→ Short task
Return each entry exactly, omitting nothing.
_ _ _
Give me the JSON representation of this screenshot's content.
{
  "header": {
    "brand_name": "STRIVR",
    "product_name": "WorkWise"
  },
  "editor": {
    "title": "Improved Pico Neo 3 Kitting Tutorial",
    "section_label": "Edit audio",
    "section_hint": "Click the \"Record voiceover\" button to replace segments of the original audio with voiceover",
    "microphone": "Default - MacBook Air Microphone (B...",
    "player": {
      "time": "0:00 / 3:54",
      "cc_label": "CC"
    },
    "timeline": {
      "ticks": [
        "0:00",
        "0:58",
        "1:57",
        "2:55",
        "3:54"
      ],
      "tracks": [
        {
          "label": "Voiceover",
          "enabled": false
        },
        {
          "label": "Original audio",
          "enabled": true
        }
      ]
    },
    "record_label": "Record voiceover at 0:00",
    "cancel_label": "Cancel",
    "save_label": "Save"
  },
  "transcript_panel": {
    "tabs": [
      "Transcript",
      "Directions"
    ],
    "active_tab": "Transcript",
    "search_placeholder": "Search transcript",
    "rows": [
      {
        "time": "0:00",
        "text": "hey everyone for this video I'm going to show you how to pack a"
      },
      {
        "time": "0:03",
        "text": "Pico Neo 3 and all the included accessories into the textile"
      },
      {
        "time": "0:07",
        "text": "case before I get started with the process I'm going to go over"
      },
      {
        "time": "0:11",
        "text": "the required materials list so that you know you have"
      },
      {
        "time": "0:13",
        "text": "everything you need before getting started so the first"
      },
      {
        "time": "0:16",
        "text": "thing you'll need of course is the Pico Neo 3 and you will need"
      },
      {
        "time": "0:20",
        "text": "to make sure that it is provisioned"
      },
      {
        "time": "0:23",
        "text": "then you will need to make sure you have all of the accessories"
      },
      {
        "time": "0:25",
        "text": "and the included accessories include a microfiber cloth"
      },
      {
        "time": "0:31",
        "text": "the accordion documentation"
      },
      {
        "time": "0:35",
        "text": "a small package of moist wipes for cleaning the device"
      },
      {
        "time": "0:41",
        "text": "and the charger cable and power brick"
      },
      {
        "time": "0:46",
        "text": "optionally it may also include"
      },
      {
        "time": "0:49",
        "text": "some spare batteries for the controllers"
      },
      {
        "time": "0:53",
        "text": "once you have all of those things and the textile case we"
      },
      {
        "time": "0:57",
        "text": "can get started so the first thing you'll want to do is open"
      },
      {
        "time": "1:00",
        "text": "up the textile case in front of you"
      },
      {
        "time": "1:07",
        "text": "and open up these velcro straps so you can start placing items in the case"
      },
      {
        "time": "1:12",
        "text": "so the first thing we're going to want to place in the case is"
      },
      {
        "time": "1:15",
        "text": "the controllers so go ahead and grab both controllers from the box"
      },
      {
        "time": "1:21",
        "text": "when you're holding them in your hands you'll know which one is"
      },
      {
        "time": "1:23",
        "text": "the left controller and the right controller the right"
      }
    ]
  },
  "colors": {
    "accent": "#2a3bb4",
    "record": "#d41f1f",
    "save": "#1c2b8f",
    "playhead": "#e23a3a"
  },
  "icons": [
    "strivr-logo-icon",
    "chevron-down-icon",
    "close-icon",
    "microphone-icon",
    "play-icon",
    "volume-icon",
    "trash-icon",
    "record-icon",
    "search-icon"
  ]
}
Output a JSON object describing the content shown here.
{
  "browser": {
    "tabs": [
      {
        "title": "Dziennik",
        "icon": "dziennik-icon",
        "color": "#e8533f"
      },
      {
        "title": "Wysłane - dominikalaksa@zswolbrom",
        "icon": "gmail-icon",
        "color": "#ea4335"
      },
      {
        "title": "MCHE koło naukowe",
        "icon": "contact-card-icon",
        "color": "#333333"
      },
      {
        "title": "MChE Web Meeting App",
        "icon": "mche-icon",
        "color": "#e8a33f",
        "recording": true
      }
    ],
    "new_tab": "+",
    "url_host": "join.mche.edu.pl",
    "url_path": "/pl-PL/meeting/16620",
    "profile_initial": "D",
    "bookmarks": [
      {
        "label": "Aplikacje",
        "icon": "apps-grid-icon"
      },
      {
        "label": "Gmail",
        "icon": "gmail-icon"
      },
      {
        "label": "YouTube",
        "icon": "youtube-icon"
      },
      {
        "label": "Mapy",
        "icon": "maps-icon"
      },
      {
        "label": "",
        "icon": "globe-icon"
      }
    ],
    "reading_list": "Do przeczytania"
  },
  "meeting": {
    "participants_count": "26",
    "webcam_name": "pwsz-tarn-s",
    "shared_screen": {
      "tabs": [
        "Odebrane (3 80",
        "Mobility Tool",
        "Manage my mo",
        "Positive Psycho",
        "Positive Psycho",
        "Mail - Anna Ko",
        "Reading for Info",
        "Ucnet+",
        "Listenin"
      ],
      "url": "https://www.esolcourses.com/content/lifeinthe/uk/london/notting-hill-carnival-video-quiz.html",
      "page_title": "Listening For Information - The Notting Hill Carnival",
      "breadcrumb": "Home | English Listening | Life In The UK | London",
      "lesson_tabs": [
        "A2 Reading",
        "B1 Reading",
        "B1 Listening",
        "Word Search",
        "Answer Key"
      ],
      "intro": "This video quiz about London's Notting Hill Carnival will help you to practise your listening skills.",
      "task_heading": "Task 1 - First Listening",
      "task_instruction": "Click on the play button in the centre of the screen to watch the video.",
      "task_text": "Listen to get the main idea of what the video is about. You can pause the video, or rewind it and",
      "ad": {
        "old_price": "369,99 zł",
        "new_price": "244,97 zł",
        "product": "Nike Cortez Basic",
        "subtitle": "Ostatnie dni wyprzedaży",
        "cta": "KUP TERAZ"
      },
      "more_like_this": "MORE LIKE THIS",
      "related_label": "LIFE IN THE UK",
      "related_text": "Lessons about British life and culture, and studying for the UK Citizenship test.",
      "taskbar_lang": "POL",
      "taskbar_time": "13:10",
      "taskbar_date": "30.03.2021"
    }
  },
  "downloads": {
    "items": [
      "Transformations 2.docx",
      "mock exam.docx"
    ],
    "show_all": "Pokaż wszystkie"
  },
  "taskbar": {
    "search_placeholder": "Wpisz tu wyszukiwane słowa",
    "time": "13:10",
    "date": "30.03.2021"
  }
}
_ _ _
→ Exercise output
Give me the JSON representation of this screenshot's content.
{
  "header": {
    "brand_name": "STRIVR",
    "product_name": "WorkWise"
  },
  "editor": {
    "title": "Improved Pico Neo 3 Kitting Tutorial",
    "section_label": "Edit audio",
    "section_hint": "Click the \"Record voiceover\" button to replace segments of the original audio with voiceover",
    "microphone": "Default - MacBook Air Microphone (B...",
    "player": {
      "time": "0:00 / 3:54",
      "cc_label": "CC"
    },
    "timeline": {
      "ticks": [
        "0:00",
        "0:58",
        "1:57",
        "2:55",
        "3:54"
      ],
      "tracks": [
        {
          "label": "Voiceover",
          "enabled": false
        },
        {
          "label": "Original audio",
          "enabled": true
        }
      ]
    },
    "record_label": "Record voiceover at 0:00",
    "cancel_label": "Cancel",
    "save_label": "Save"
  },
  "transcript_panel": {
    "tabs": [
      "Transcript",
      "Directions"
    ],
    "active_tab": "Transcript",
    "search_placeholder": "Search transcript",
    "rows": [
      {
        "time": "0:00",
        "text": "hey everyone for this video I'm going to show you how to pack a"
      },
      {
        "time": "0:03",
        "text": "Pico Neo 3 and all the included accessories into the textile"
      },
      {
        "time": "0:07",
        "text": "case before I get started with the process I'm going to go over"
      },
      {
        "time": "0:11",
        "text": "the required materials list so that you know you have"
      },
      {
        "time": "0:13",
        "text": "everything you need before getting started so the first"
      },
      {
        "time": "0:16",
        "text": "thing you'll need of course is the Pico Neo 3 and you will need"
      },
      {
        "time": "0:20",
        "text": "to make sure that it is provisioned"
      },
      {
        "time": "0:23",
        "text": "then you will need to make sure you have all of the accessories"
      },
      {
        "time": "0:25",
        "text": "and the included accessories include a microfiber cloth"
      },
      {
        "time": "0:31",
        "text": "the accordion documentation"
      },
      {
        "time": "0:35",
        "text": "a small package of moist wipes for cleaning the device"
      },
      {
        "time": "0:41",
        "text": "and the charger cable and power brick"
      },
      {
        "time": "0:46",
        "text": "optionally it may also include"
      },
      {
        "time": "0:49",
        "text": "some spare batteries for the controllers"
      },
      {
        "time": "0:53",
        "text": "once you have all of those things and the textile case we"
      },
      {
        "time": "0:57",
        "text": "can get started so the first thing you'll want to do is open"
      },
      {
        "time": "1:00",
        "text": "up the textile case in front of you"
      },
      {
        "time": "1:07",
        "text": "and open up these velcro straps so you can start placing items in the case"
      },
      {
        "time": "1:12",
        "text": "so the first thing we're going to want to place in the case is"
      },
      {
        "time": "1:15",
        "text": "the controllers so go ahead and grab both controllers from the box"
      },
      {
        "time": "1:21",
        "text": "when you're holding them in your hands you'll know which one is"
      },
      {
        "time": "1:23",
        "text": "the left controller and the right controller the right"
      }
    ]
  },
  "colors": {
    "accent": "#2a3bb4",
    "record": "#d41f1f",
    "save": "#1c2b8f",
    "playhead": "#e23a3a"
  },
  "icons": [
    "strivr-logo-icon",
    "chevron-down-icon",
    "close-icon",
    "microphone-icon",
    "play-icon",
    "volume-icon",
    "trash-icon",
    "record-icon",
    "search-icon"
  ]
}
Output a JSON object describing the content shown here.
{
  "browser": {
    "tabs": [
      {
        "title": "Dziennik",
        "icon": "dziennik-icon",
        "color": "#e8533f"
      },
      {
        "title": "Wysłane - dominikalaksa@zswolbrom",
        "icon": "gmail-icon",
        "color": "#ea4335"
      },
      {
        "title": "MCHE koło naukowe",
        "icon": "contact-card-icon",
        "color": "#333333"
      },
      {
        "title": "MChE Web Meeting App",
        "icon": "mche-icon",
        "color": "#e8a33f",
        "recording": true
      }
    ],
    "new_tab": "+",
    "url_host": "join.mche.edu.pl",
    "url_path": "/pl-PL/meeting/16620",
    "profile_initial": "D",
    "bookmarks": [
      {
        "label": "Aplikacje",
        "icon": "apps-grid-icon"
      },
      {
        "label": "Gmail",
        "icon": "gmail-icon"
      },
      {
        "label": "YouTube",
        "icon": "youtube-icon"
      },
      {
        "label": "Mapy",
        "icon": "maps-icon"
      },
      {
        "label": "",
        "icon": "globe-icon"
      }
    ],
    "reading_list": "Do przeczytania"
  },
  "meeting": {
    "participants_count": "26",
    "webcam_name": "pwsz-tarn-s",
    "shared_screen": {
      "tabs": [
        "Odebrane (3 80",
        "Mobility Tool",
        "Manage my mo",
        "Positive Psycho",
        "Positive Psycho",
        "Mail - Anna Ko",
        "Reading for Info",
        "Ucnet+",
        "Listenin"
      ],
      "url": "https://www.esolcourses.com/content/lifeinthe/uk/london/notting-hill-carnival-video-quiz.html",
      "page_title": "Listening For Information - The Notting Hill Carnival",
      "breadcrumb": "Home | English Listening | Life In The UK | London",
      "lesson_tabs": [
        "A2 Reading",
        "B1 Reading",
        "B1 Listening",
        "Word Search",
        "Answer Key"
      ],
      "intro": "This video quiz about London's Notting Hill Carnival will help you to practise your listening skills.",
      "task_heading": "Task 1 - First Listening",
      "task_instruction": "Click on the play button in the centre of the screen to watch the video.",
      "task_text": "Listen to get the main idea of what the video is about. You can pause the video, or rewind it and",
      "ad": {
        "old_price": "369,99 zł",
        "new_price": "244,97 zł",
        "product": "Nike Cortez Basic",
        "subtitle": "Ostatnie dni wyprzedaży",
        "cta": "KUP TERAZ"
      },
      "more_like_this": "MORE LIKE THIS",
      "related_label": "LIFE IN THE UK",
      "related_text": "Lessons about British life and culture, and studying for the UK Citizenship test.",
      "taskbar_lang": "POL",
      "taskbar_time": "13:10",
      "taskbar_date": "30.03.2021"
    }
  },
  "downloads": {
    "items": [
      "Transformations 2.docx",
      "mock exam.docx"
    ],
    "show_all": "Pokaż wszystkie"
  },
  "taskbar": {
    "search_placeholder": "Wpisz tu wyszukiwane słowa",
    "time": "13:10",
    "date": "30.03.2021"
  }
}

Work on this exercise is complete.